----- DATA SHOWN
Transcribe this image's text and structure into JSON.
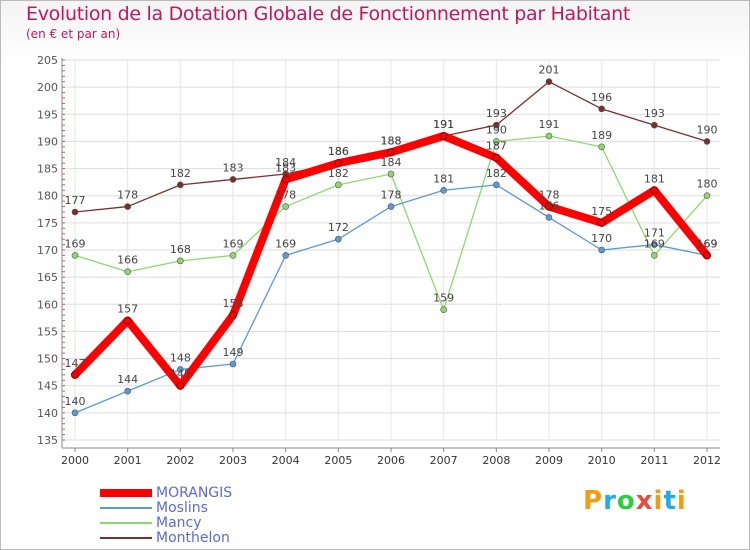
{
  "title": "Evolution de la Dotation Globale de Fonctionnement par Habitant",
  "subtitle": "(en € et par an)",
  "brand": {
    "text": "Proxiti",
    "colors": [
      "#f39c12",
      "#27a9e1",
      "#2ecc40",
      "#e74c3c",
      "#f39c12",
      "#27a9e1",
      "#f39c12"
    ]
  },
  "chart_data": {
    "type": "line",
    "title": "Evolution de la Dotation Globale de Fonctionnement par Habitant",
    "subtitle": "(en € et par an)",
    "xlabel": "",
    "ylabel": "",
    "ylim": [
      135,
      205
    ],
    "yticks": [
      135,
      140,
      145,
      150,
      155,
      160,
      165,
      170,
      175,
      180,
      185,
      190,
      195,
      200,
      205
    ],
    "x": [
      "2000",
      "2001",
      "2002",
      "2003",
      "2004",
      "2005",
      "2006",
      "2007",
      "2008",
      "2009",
      "2010",
      "2011",
      "2012"
    ],
    "grid": true,
    "legend_position": "bottom-left",
    "series": [
      {
        "name": "Monthelon",
        "color": "#7b2e2e",
        "values": [
          177,
          178,
          182,
          183,
          184,
          186,
          188,
          191,
          193,
          201,
          196,
          193,
          190
        ]
      },
      {
        "name": "Mancy",
        "color": "#8ed86b",
        "values": [
          169,
          166,
          168,
          169,
          178,
          182,
          184,
          159,
          190,
          191,
          189,
          169,
          180
        ]
      },
      {
        "name": "Moslins",
        "color": "#5a9bd4",
        "values": [
          140,
          144,
          148,
          149,
          169,
          172,
          178,
          181,
          182,
          176,
          170,
          171,
          169
        ]
      },
      {
        "name": "MORANGIS",
        "color": "#ff0000",
        "values": [
          147,
          157,
          145,
          158,
          183,
          186,
          188,
          191,
          187,
          178,
          175,
          181,
          169
        ]
      }
    ],
    "legend_order": [
      "MORANGIS",
      "Moslins",
      "Mancy",
      "Monthelon"
    ]
  }
}
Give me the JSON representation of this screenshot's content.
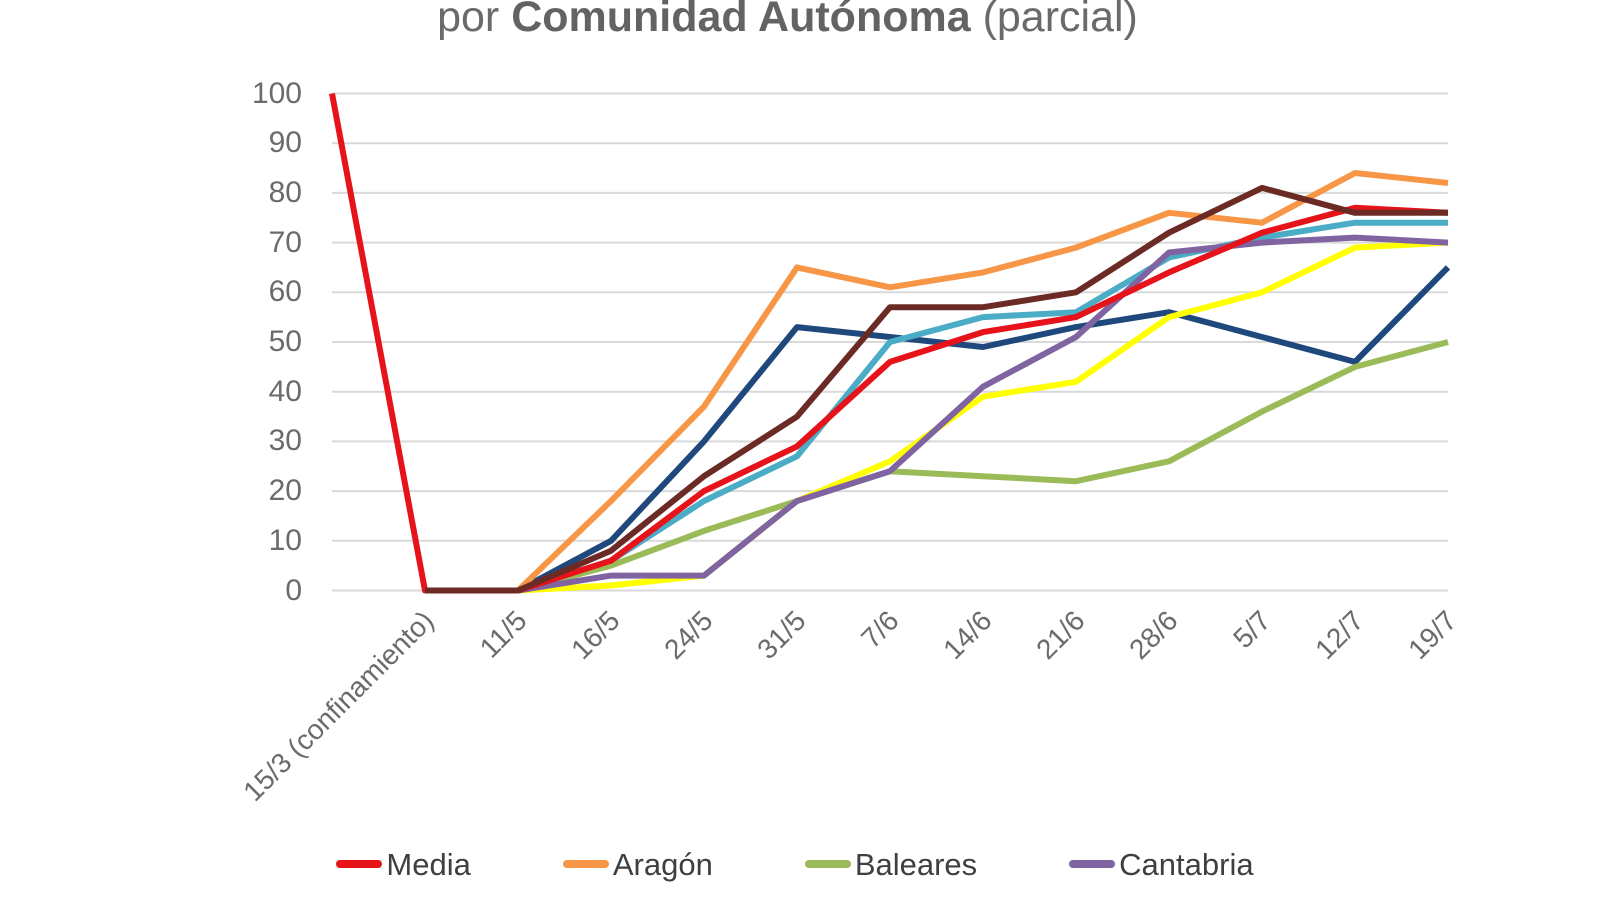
{
  "title": {
    "prefix": "por ",
    "bold": "Comunidad Autónoma",
    "suffix": " (parcial)"
  },
  "axes": {
    "y_ticks": [
      "100",
      "90",
      "80",
      "70",
      "60",
      "50",
      "40",
      "30",
      "20",
      "10",
      "0"
    ]
  },
  "legend": {
    "items": [
      {
        "id": "media",
        "label": "Media",
        "color": "#E6131B"
      },
      {
        "id": "aragon",
        "label": "Aragón",
        "color": "#F79646"
      },
      {
        "id": "baleares",
        "label": "Baleares",
        "color": "#9BBB59"
      },
      {
        "id": "cantabria",
        "label": "Cantabria",
        "color": "#8064A2"
      }
    ]
  },
  "colors": {
    "background": "#FFFFFF",
    "grid": "#D9D9D9",
    "tick_text": "#6B6B6B",
    "legend_text": "#3F3F3F",
    "title_text": "#6A6A6A"
  },
  "chart_data": {
    "type": "line",
    "categories": [
      "",
      "15/3 (confinamiento)",
      "11/5",
      "16/5",
      "24/5",
      "31/5",
      "7/6",
      "14/6",
      "21/6",
      "28/6",
      "5/7",
      "12/7",
      "19/7"
    ],
    "ylim": [
      0,
      100
    ],
    "y_tick_step": 10,
    "grid": true,
    "legend_position": "bottom",
    "note": "first category has no visible label; 8 lines drawn but only 4 named in the visible (cropped) legend",
    "series": [
      {
        "id": "dark-blue-line",
        "name": null,
        "color": "#1F497D",
        "in_legend": false,
        "values": [
          null,
          0,
          0,
          10,
          30,
          53,
          51,
          49,
          53,
          56,
          51,
          46,
          65
        ]
      },
      {
        "id": "teal-line",
        "name": null,
        "color": "#4BACC6",
        "in_legend": false,
        "values": [
          null,
          0,
          0,
          6,
          18,
          27,
          50,
          55,
          56,
          67,
          71,
          74,
          74
        ]
      },
      {
        "id": "baleares-line",
        "name": "Baleares",
        "color": "#9BBB59",
        "in_legend": true,
        "values": [
          null,
          0,
          0,
          5,
          12,
          18,
          24,
          23,
          22,
          26,
          36,
          45,
          50
        ]
      },
      {
        "id": "yellow-line",
        "name": null,
        "color": "#FFFF00",
        "in_legend": false,
        "values": [
          null,
          0,
          0,
          1,
          3,
          18,
          26,
          39,
          42,
          55,
          60,
          69,
          70
        ]
      },
      {
        "id": "cantabria-line",
        "name": "Cantabria",
        "color": "#8064A2",
        "in_legend": true,
        "values": [
          null,
          0,
          0,
          3,
          3,
          18,
          24,
          41,
          51,
          68,
          70,
          71,
          70
        ]
      },
      {
        "id": "aragon-line",
        "name": "Aragón",
        "color": "#F79646",
        "in_legend": true,
        "values": [
          null,
          0,
          0,
          18,
          37,
          65,
          61,
          64,
          69,
          76,
          74,
          84,
          82
        ]
      },
      {
        "id": "media-line",
        "name": "Media",
        "color": "#E6131B",
        "in_legend": true,
        "values": [
          100,
          0,
          0,
          6,
          20,
          29,
          46,
          52,
          55,
          64,
          72,
          77,
          76
        ]
      },
      {
        "id": "dark-red-line",
        "name": null,
        "color": "#6B2B24",
        "in_legend": false,
        "values": [
          null,
          0,
          0,
          8,
          23,
          35,
          57,
          57,
          60,
          72,
          81,
          76,
          76
        ]
      }
    ]
  }
}
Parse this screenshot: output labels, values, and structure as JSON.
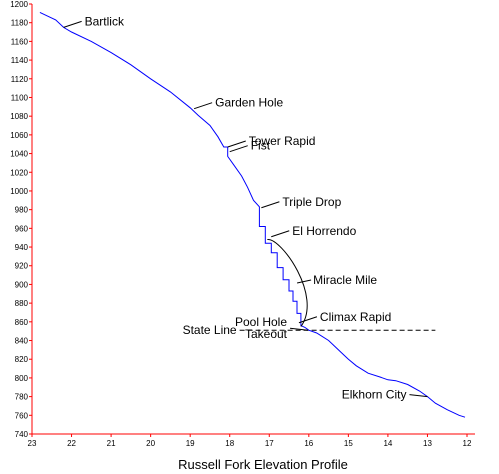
{
  "chart_data": {
    "type": "line",
    "title": "Russell Fork Elevation Profile",
    "xlabel": "",
    "ylabel": "",
    "xlim": [
      23,
      12
    ],
    "ylim": [
      740,
      1200
    ],
    "x_reversed": true,
    "grid": false,
    "xticks": [
      23,
      22,
      21,
      20,
      19,
      18,
      17,
      16,
      15,
      14,
      13,
      12
    ],
    "yticks": [
      740,
      760,
      780,
      800,
      820,
      840,
      860,
      880,
      900,
      920,
      940,
      960,
      980,
      1000,
      1020,
      1040,
      1060,
      1080,
      1100,
      1120,
      1140,
      1160,
      1180,
      1200
    ],
    "colors": {
      "profile": "#0000ff",
      "axes": "#ff0000",
      "annotations": "#000000"
    },
    "series": [
      {
        "name": "",
        "x": [
          22.8,
          22.6,
          22.4,
          22.2,
          22.0,
          21.5,
          21.0,
          20.5,
          20.0,
          19.5,
          19.0,
          18.8,
          18.5,
          18.3,
          18.15,
          18.05,
          18.05,
          17.9,
          17.7,
          17.55,
          17.4,
          17.25,
          17.25,
          17.1,
          17.1,
          16.95,
          16.95,
          16.8,
          16.8,
          16.65,
          16.65,
          16.5,
          16.5,
          16.4,
          16.4,
          16.3,
          16.3,
          16.2,
          16.2,
          16.1,
          16.0,
          15.8,
          15.5,
          15.3,
          15.1,
          15.0,
          14.8,
          14.5,
          14.2,
          14.0,
          13.8,
          13.5,
          13.2,
          13.0,
          12.8,
          12.5,
          12.2,
          12.05
        ],
        "y": [
          1191,
          1187,
          1183,
          1175,
          1170,
          1160,
          1148,
          1135,
          1120,
          1106,
          1089,
          1081,
          1070,
          1058,
          1047,
          1047,
          1037,
          1028,
          1016,
          1004,
          990,
          983,
          962,
          962,
          944,
          944,
          934,
          934,
          918,
          918,
          905,
          905,
          893,
          893,
          882,
          882,
          869,
          869,
          856,
          854,
          851,
          848,
          840,
          832,
          824,
          820,
          813,
          805,
          801,
          798,
          797,
          793,
          786,
          780,
          773,
          766,
          760,
          758
        ]
      }
    ],
    "reference_line": {
      "label": "State Line",
      "y": 851,
      "x_from": 17.75,
      "x_to": 12.8,
      "style": "dashed"
    },
    "bracket": {
      "label": "Miracle Mile",
      "x_from": 17.05,
      "x_to": 16.15,
      "y_top": 948,
      "y_bottom": 855
    },
    "annotations": [
      {
        "text": "Bartlick",
        "x": 22.2,
        "y": 1175,
        "side": "right"
      },
      {
        "text": "Garden Hole",
        "x": 18.9,
        "y": 1088,
        "side": "right"
      },
      {
        "text": "Tower Rapid",
        "x": 18.05,
        "y": 1047,
        "side": "right"
      },
      {
        "text": "Fist",
        "x": 18.0,
        "y": 1042,
        "side": "right"
      },
      {
        "text": "Triple Drop",
        "x": 17.2,
        "y": 982,
        "side": "right"
      },
      {
        "text": "El Horrendo",
        "x": 16.95,
        "y": 951,
        "side": "right"
      },
      {
        "text": "Climax Rapid",
        "x": 16.25,
        "y": 859,
        "side": "right"
      },
      {
        "text": "Pool Hole\nTakeout",
        "x": 16.02,
        "y": 851,
        "side": "left"
      },
      {
        "text": "Elkhorn City",
        "x": 13.0,
        "y": 780,
        "side": "left"
      }
    ]
  }
}
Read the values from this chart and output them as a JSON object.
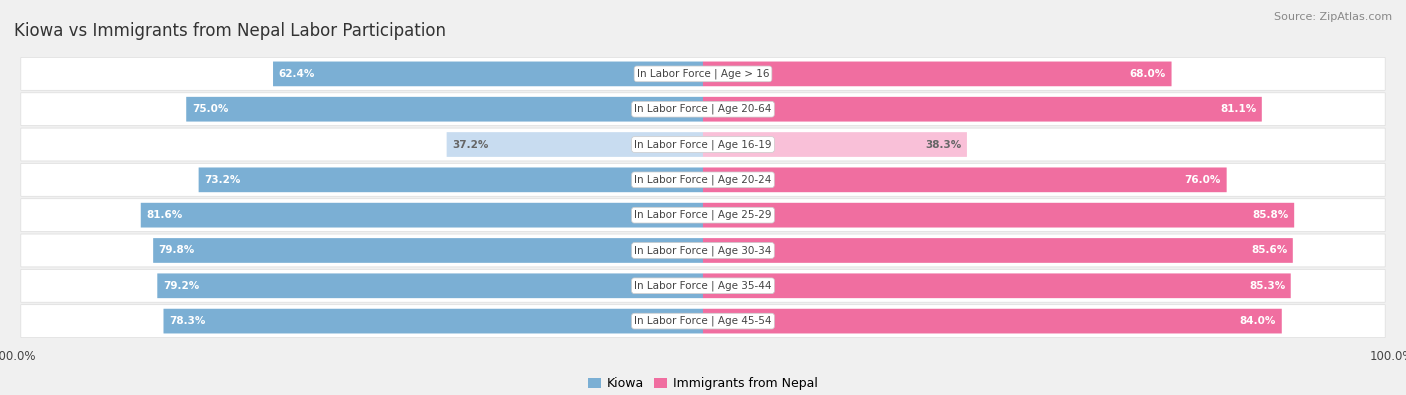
{
  "title": "Kiowa vs Immigrants from Nepal Labor Participation",
  "source": "Source: ZipAtlas.com",
  "categories": [
    "In Labor Force | Age > 16",
    "In Labor Force | Age 20-64",
    "In Labor Force | Age 16-19",
    "In Labor Force | Age 20-24",
    "In Labor Force | Age 25-29",
    "In Labor Force | Age 30-34",
    "In Labor Force | Age 35-44",
    "In Labor Force | Age 45-54"
  ],
  "kiowa_values": [
    62.4,
    75.0,
    37.2,
    73.2,
    81.6,
    79.8,
    79.2,
    78.3
  ],
  "nepal_values": [
    68.0,
    81.1,
    38.3,
    76.0,
    85.8,
    85.6,
    85.3,
    84.0
  ],
  "kiowa_color": "#7BAfd4",
  "nepal_color": "#F06EA0",
  "kiowa_color_light": "#C8DCF0",
  "nepal_color_light": "#F9C0D8",
  "bar_height": 0.68,
  "background_color": "#f0f0f0",
  "row_bg_color": "#ffffff",
  "max_value": 100.0,
  "title_fontsize": 12,
  "label_fontsize": 7.5,
  "value_fontsize": 7.5,
  "legend_fontsize": 9
}
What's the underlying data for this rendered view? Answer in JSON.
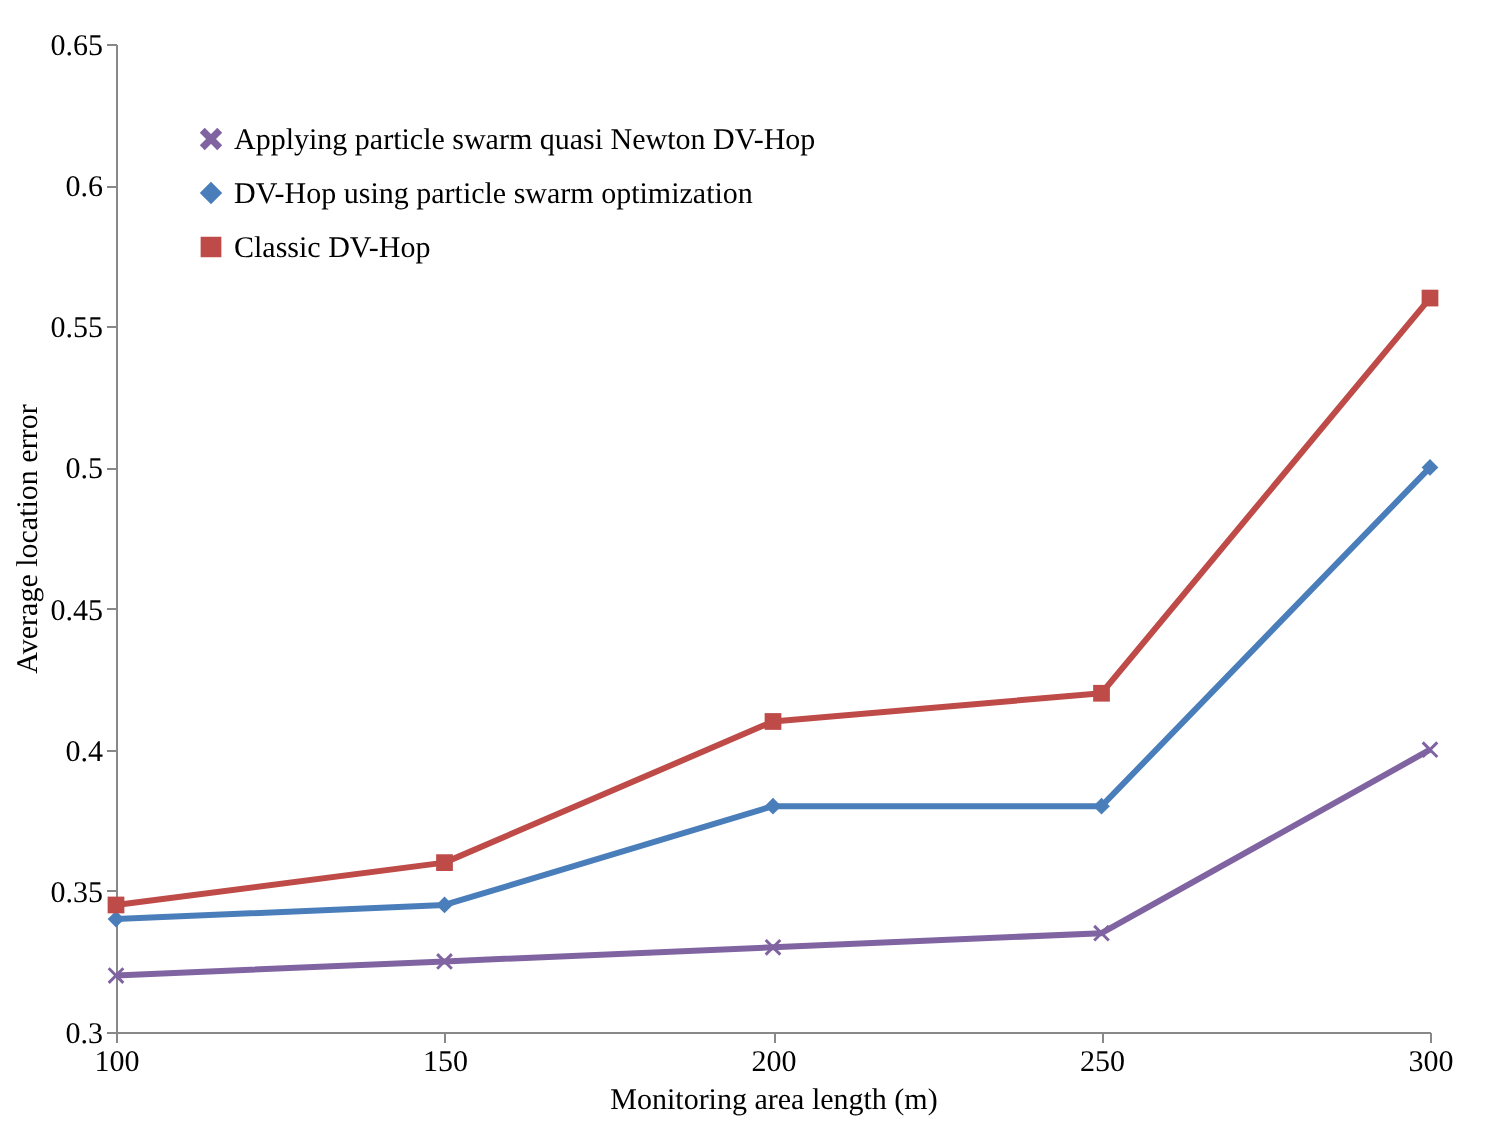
----------
PROBLEM TO WORK ON:
Looking at the records above, extract only the lines from the one with "Read the values" through the last line, exactly, with the pictures left out.

REPLY TO THE EXERCISE:
Read the values from this chart and output them as a JSON object.
{
  "title": "Kiowa vs Immigrants from Nepal Labor Participation",
  "source": "Source: ZipAtlas.com",
  "categories": [
    "In Labor Force | Age > 16",
    "In Labor Force | Age 20-64",
    "In Labor Force | Age 16-19",
    "In Labor Force | Age 20-24",
    "In Labor Force | Age 25-29",
    "In Labor Force | Age 30-34",
    "In Labor Force | Age 35-44",
    "In Labor Force | Age 45-54"
  ],
  "kiowa_values": [
    62.4,
    75.0,
    37.2,
    73.2,
    81.6,
    79.8,
    79.2,
    78.3
  ],
  "nepal_values": [
    68.0,
    81.1,
    38.3,
    76.0,
    85.8,
    85.6,
    85.3,
    84.0
  ],
  "kiowa_color": "#7BAfd4",
  "nepal_color": "#F06EA0",
  "kiowa_color_light": "#C8DCF0",
  "nepal_color_light": "#F9C0D8",
  "bar_height": 0.68,
  "background_color": "#f0f0f0",
  "row_bg_color": "#ffffff",
  "max_value": 100.0,
  "title_fontsize": 12,
  "label_fontsize": 7.5,
  "value_fontsize": 7.5,
  "legend_fontsize": 9
}
What's the underlying data for this rendered view? Answer in JSON.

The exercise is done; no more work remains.